>> start Listed records

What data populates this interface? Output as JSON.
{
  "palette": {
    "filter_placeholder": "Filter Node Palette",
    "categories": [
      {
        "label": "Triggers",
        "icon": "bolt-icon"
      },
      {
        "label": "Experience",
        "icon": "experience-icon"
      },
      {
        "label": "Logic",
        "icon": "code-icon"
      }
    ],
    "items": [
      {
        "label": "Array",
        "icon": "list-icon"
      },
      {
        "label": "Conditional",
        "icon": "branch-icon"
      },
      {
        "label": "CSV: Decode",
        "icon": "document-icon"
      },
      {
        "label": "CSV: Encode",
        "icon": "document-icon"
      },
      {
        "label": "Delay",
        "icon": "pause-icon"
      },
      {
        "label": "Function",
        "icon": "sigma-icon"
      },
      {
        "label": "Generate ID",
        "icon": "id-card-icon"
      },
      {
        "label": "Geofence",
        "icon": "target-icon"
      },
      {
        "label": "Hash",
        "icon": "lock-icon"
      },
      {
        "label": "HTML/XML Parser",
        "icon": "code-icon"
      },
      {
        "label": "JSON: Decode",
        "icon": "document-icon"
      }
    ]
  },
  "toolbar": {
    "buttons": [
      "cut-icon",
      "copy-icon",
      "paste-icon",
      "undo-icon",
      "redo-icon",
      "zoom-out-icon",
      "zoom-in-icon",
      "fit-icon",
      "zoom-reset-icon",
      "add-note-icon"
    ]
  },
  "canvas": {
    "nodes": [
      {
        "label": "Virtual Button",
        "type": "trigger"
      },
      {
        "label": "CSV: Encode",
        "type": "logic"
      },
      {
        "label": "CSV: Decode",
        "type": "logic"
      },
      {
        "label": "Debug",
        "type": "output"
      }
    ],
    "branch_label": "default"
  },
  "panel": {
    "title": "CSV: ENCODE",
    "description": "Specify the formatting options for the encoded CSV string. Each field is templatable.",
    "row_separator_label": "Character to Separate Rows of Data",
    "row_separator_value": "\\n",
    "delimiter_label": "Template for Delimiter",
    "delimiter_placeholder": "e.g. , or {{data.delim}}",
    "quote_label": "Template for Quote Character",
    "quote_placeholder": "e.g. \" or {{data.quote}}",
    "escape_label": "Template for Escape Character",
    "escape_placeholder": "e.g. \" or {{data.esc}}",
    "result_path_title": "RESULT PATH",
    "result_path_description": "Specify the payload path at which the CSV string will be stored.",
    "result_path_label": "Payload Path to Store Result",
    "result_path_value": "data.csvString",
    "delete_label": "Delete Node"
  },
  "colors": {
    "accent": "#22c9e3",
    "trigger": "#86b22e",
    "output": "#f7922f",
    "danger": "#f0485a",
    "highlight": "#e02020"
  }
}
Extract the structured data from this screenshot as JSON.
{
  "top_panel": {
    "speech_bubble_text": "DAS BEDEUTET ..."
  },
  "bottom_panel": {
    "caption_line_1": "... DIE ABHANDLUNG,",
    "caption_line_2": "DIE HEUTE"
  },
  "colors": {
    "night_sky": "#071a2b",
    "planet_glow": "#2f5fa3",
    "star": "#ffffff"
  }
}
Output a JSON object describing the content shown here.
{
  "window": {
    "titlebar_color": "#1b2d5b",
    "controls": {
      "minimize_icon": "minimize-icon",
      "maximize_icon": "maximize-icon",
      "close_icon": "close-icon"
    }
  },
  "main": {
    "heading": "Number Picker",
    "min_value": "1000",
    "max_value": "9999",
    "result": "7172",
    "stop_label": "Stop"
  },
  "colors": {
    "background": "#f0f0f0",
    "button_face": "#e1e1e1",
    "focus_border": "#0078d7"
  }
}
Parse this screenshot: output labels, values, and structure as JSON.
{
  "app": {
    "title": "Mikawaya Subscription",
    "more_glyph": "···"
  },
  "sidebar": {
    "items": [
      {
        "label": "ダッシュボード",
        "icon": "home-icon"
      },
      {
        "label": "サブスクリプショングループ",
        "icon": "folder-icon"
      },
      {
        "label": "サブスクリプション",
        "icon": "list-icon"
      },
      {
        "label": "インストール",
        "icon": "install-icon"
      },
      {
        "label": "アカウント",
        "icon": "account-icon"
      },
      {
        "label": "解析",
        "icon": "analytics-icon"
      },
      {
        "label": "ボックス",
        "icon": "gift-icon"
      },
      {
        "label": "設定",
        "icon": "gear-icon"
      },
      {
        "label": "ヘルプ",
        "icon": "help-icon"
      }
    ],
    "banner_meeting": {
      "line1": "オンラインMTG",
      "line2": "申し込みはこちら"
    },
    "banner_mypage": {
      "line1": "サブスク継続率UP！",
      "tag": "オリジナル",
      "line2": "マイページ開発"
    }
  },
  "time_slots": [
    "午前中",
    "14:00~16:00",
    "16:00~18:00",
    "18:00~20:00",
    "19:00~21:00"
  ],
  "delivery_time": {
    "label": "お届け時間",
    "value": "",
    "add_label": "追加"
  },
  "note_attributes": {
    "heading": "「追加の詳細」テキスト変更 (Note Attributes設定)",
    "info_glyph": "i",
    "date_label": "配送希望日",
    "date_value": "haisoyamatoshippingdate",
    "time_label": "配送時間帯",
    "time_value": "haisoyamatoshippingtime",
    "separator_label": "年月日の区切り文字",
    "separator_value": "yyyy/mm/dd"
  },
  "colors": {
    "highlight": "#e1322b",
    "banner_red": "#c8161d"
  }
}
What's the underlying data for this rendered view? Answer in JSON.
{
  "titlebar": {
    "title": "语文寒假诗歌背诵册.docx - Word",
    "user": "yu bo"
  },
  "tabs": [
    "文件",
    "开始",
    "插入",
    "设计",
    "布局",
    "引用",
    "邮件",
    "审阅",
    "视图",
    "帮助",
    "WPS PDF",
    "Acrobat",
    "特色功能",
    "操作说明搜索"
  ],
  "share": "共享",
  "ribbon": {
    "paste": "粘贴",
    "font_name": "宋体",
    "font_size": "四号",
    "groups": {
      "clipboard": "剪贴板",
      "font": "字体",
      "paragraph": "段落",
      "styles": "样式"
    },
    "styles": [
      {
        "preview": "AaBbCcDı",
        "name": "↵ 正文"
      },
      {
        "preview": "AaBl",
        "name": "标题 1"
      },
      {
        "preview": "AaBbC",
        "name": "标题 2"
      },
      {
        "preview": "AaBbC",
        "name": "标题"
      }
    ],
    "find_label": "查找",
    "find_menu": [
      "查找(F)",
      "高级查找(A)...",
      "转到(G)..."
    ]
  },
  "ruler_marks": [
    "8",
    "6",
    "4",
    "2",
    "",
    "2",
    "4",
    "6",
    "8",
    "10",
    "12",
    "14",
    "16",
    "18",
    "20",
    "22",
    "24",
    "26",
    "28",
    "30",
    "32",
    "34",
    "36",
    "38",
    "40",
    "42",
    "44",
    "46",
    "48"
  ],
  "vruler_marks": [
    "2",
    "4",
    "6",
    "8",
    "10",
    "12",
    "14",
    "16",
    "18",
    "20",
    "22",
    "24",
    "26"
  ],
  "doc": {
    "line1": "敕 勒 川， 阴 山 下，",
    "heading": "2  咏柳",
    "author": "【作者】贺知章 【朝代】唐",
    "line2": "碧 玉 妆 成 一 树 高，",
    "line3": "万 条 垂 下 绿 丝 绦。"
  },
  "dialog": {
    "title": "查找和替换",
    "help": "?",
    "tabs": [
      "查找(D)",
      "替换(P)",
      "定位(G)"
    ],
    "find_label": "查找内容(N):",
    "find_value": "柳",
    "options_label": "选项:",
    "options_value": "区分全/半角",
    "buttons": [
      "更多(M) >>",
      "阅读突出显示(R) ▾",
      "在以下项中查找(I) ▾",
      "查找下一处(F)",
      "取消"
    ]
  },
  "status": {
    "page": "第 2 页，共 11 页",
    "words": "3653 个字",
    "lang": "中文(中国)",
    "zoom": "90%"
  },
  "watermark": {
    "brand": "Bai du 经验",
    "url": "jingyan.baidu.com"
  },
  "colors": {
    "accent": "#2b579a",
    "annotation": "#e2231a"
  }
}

>> end Listed records

Show, from the material above, each line that includes the string "highlight".

Answer to the exercise:
    "highlight": "#e02020"
    "highlight": "#e1322b",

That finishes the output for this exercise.